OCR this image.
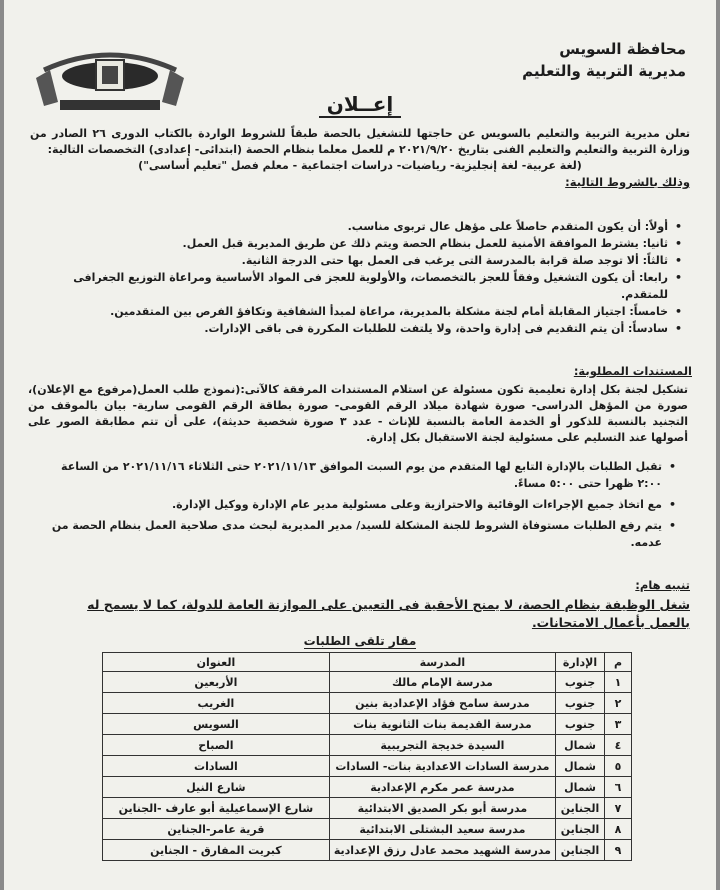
محافظة السويس
مديرية التربية والتعليم
إعــلان
تعلن مديرية التربية والتعليم بالسويس عن حاجتها للتشغيل بالحصة طبقاً للشروط الواردة بالكتاب الدورى ٢٦ الصادر من وزارة التربية والتعليم والتعليم الفنى بتاريخ ٢٠٢١/٩/٢٠ م للعمل معلما بنظام الحصة (ابتدائى- إعدادى) التخصصات التالية:
(لغة عربية- لغة إنجليزية- رياضيات- دراسات اجتماعية - معلم فصل "تعليم أساسى")
وذلك بالشروط التالية:
• أولاً: أن يكون المتقدم حاصلاً على مؤهل عال تربوى مناسب.
• ثانيا: يشترط الموافقة الأمنية للعمل بنظام الحصة ويتم ذلك عن طريق المديرية قبل العمل.
• ثالثاً: ألا توجد صلة قرابة بالمدرسة التى يرغب فى العمل بها حتى الدرجة الثانية.
• رابعا: أن يكون التشغيل وفقاً للعجز بالتخصصات، والأولوية للعجز فى المواد الأساسية ومراعاة التوزيع الجغرافى للمتقدم.
• خامساً: اجتياز المقابلة أمام لجنة مشكلة بالمديرية، مراعاة لمبدأ الشفافية وتكافؤ الفرص بين المتقدمين.
• سادساً: أن يتم التقديم فى إدارة واحدة، ولا يلتفت للطلبات المكررة فى باقى الإدارات.
المستندات المطلوبة:
تشكيل لجنة بكل إدارة تعليمية تكون مسئولة عن استلام المستندات المرفقة كالآتى:(نموذج طلب العمل(مرفوع مع الإعلان)، صورة من المؤهل الدراسى- صورة شهادة ميلاد الرقم القومى- صورة بطاقة الرقم القومى سارية- بيان بالموقف من التجنيد بالنسبة للذكور أو الخدمة العامة بالنسبة للإناث - عدد ٣ صورة شخصية حديثة)، على أن تتم مطابقة الصور على أصولها عند التسليم على مسئولية لجنة الاستقبال بكل إدارة.
• تقبل الطلبات بالإدارة التابع لها المتقدم من يوم السبت الموافق ٢٠٢١/١١/١٣ حتى الثلاثاء ٢٠٢١/١١/١٦ من الساعة ٢:٠٠ ظهرا حتى ٥:٠٠ مساءً.
• مع اتخاذ جميع الإجراءات الوقائية والاحترازية وعلى مسئولية مدير عام الإدارة ووكيل الإدارة.
• يتم رفع الطلبات مستوفاة الشروط للجنة المشكلة للسيد/ مدير المديرية لبحث مدى صلاحية العمل بنظام الحصة من عدمه.
تنبيه هام:
شغل الوظيفة بنظام الحصة، لا يمنح الأحقية فى التعيين على الموازنة العامة للدولة، كما لا يسمح له بالعمل بأعمال الامتحانات.
مقار تلقى الطلبات
م	الإدارة	المدرسة	العنوان
١	جنوب	مدرسة الإمام مالك	الأربعين
٢	جنوب	مدرسة سامح فؤاد الإعدادية بنين	الغريب
٣	جنوب	مدرسة القديمة بنات الثانوية بنات	السويس
٤	شمال	السيدة خديجة التجريبية	الصباح
٥	شمال	مدرسة السادات الاعدادية بنات- السادات	السادات
٦	شمال	مدرسة عمر مكرم الإعدادية	شارع النيل
٧	الجناين	مدرسة أبو بكر الصديق الابتدائية	شارع الإسماعيلية أبو عارف -الجناين
٨	الجناين	مدرسة سعيد البشتلى الابتدائية	قرية عامر-الجناين
٩	الجناين	مدرسة الشهيد محمد عادل رزق الإعدادية	كبريت المفارق - الجناين
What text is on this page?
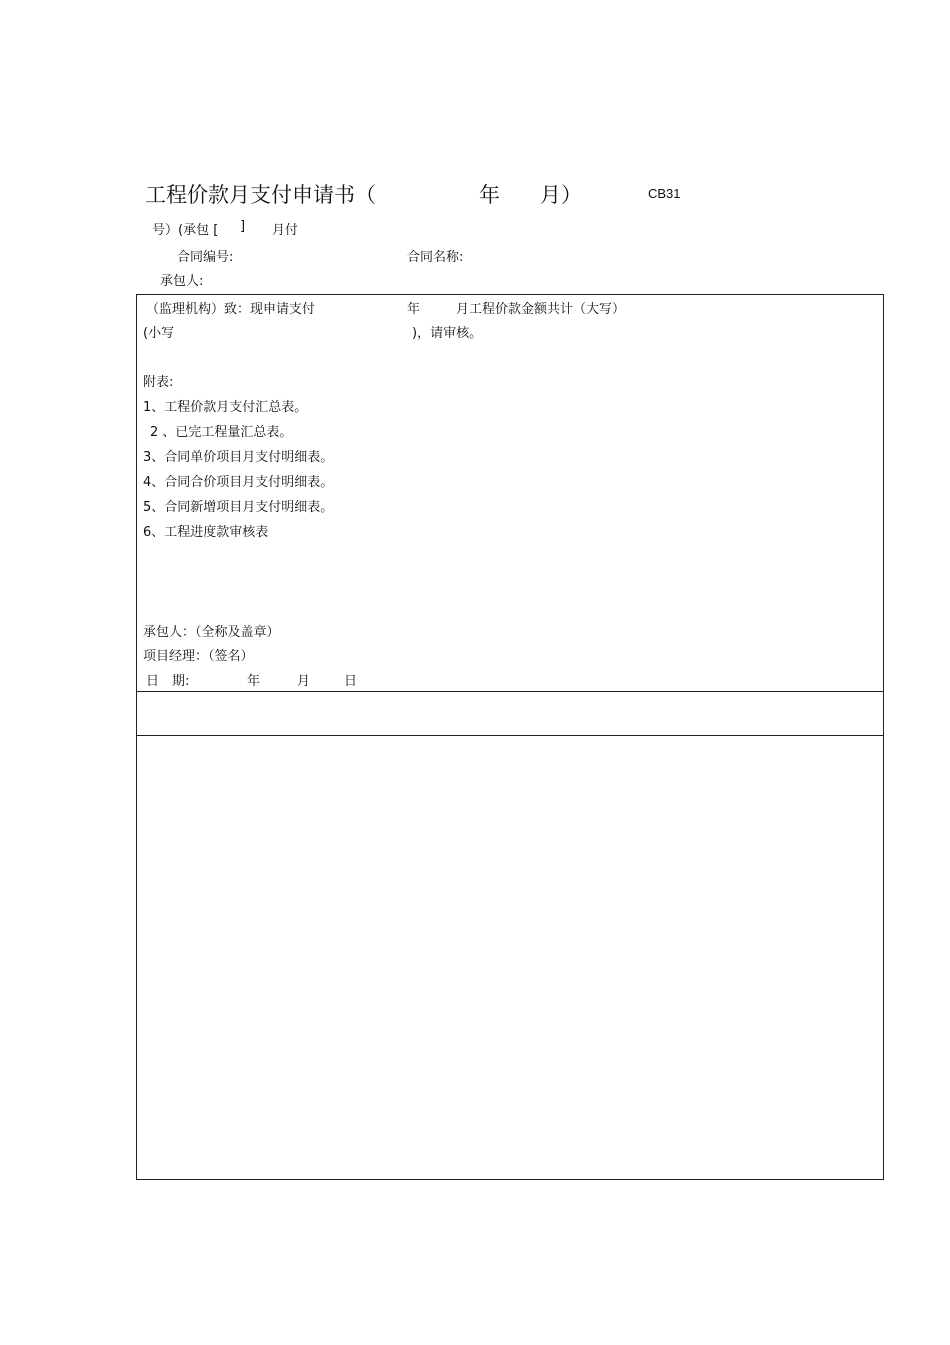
工程价款月支付申请书（	年 月）	CB31
号）(承包 [ ] 月付
合同编号:	合同名称:
承包人:
（监理机构）致：现申请支付	年	月工程价款金额共计（大写）
(小写	)，请审核。
附表:
1、工程价款月支付汇总表。
2 、已完工程量汇总表。
3、合同单价项目月支付明细表。
4、合同合价项目月支付明细表。
5、合同新增项目月支付明细表。
6、工程进度款审核表
承包人：（全称及盖章）
项目经理：（签名）
日　期:	年	月	日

•••

■ Task to complete ■
Quote each line of the listing exactly, but leave the pictures out.

■ Answer to this problem ■
OCR this image.
محافظة السويس
مديرية التربية والتعليم
إعــلان
تعلن مديرية التربية والتعليم بالسويس عن حاجتها للتشغيل بالحصة طبقاً للشروط الواردة بالكتاب الدورى ٢٦ الصادر من وزارة التربية والتعليم والتعليم الفنى بتاريخ ٢٠٢١/٩/٢٠ م للعمل معلما بنظام الحصة (ابتدائى- إعدادى) التخصصات التالية:
(لغة عربية- لغة إنجليزية- رياضيات- دراسات اجتماعية - معلم فصل "تعليم أساسى")
وذلك بالشروط التالية:
• أولاً: أن يكون المتقدم حاصلاً على مؤهل عال تربوى مناسب.
• ثانيا: يشترط الموافقة الأمنية للعمل بنظام الحصة ويتم ذلك عن طريق المديرية قبل العمل.
• ثالثاً: ألا توجد صلة قرابة بالمدرسة التى يرغب فى العمل بها حتى الدرجة الثانية.
• رابعا: أن يكون التشغيل وفقاً للعجز بالتخصصات، والأولوية للعجز فى المواد الأساسية ومراعاة التوزيع الجغرافى للمتقدم.
• خامساً: اجتياز المقابلة أمام لجنة مشكلة بالمديرية، مراعاة لمبدأ الشفافية وتكافؤ الفرص بين المتقدمين.
• سادساً: أن يتم التقديم فى إدارة واحدة، ولا يلتفت للطلبات المكررة فى باقى الإدارات.
المستندات المطلوبة:
تشكيل لجنة بكل إدارة تعليمية تكون مسئولة عن استلام المستندات المرفقة كالآتى:(نموذج طلب العمل(مرفوع مع الإعلان)، صورة من المؤهل الدراسى- صورة شهادة ميلاد الرقم القومى- صورة بطاقة الرقم القومى سارية- بيان بالموقف من التجنيد بالنسبة للذكور أو الخدمة العامة بالنسبة للإناث - عدد ٣ صورة شخصية حديثة)، على أن تتم مطابقة الصور على أصولها عند التسليم على مسئولية لجنة الاستقبال بكل إدارة.
• تقبل الطلبات بالإدارة التابع لها المتقدم من يوم السبت الموافق ٢٠٢١/١١/١٣ حتى الثلاثاء ٢٠٢١/١١/١٦ من الساعة ٢:٠٠ ظهرا حتى ٥:٠٠ مساءً.
• مع اتخاذ جميع الإجراءات الوقائية والاحترازية وعلى مسئولية مدير عام الإدارة ووكيل الإدارة.
• يتم رفع الطلبات مستوفاة الشروط للجنة المشكلة للسيد/ مدير المديرية لبحث مدى صلاحية العمل بنظام الحصة من عدمه.
تنبيه هام:
شغل الوظيفة بنظام الحصة، لا يمنح الأحقية فى التعيين على الموازنة العامة للدولة، كما لا يسمح له بالعمل بأعمال الامتحانات.
مقار تلقى الطلبات
م	الإدارة	المدرسة	العنوان
١	جنوب	مدرسة الإمام مالك	الأربعين
٢	جنوب	مدرسة سامح فؤاد الإعدادية بنين	الغريب
٣	جنوب	مدرسة القديمة بنات الثانوية بنات	السويس
٤	شمال	السيدة خديجة التجريبية	الصباح
٥	شمال	مدرسة السادات الاعدادية بنات- السادات	السادات
٦	شمال	مدرسة عمر مكرم الإعدادية	شارع النيل
٧	الجناين	مدرسة أبو بكر الصديق الابتدائية	شارع الإسماعيلية أبو عارف -الجناين
٨	الجناين	مدرسة سعيد البشتلى الابتدائية	قرية عامر-الجناين
٩	الجناين	مدرسة الشهيد محمد عادل رزق الإعدادية	كبريت المفارق - الجناين
What text is on this page?
工程价款月支付申请书（	年 月）	CB31
号）(承包 [ ] 月付
合同编号:	合同名称:
承包人:
（监理机构）致：现申请支付	年	月工程价款金额共计（大写）
(小写	)，请审核。
附表:
1、工程价款月支付汇总表。
2 、已完工程量汇总表。
3、合同单价项目月支付明细表。
4、合同合价项目月支付明细表。
5、合同新增项目月支付明细表。
6、工程进度款审核表
承包人：（全称及盖章）
项目经理：（签名）
日　期:	年	月	日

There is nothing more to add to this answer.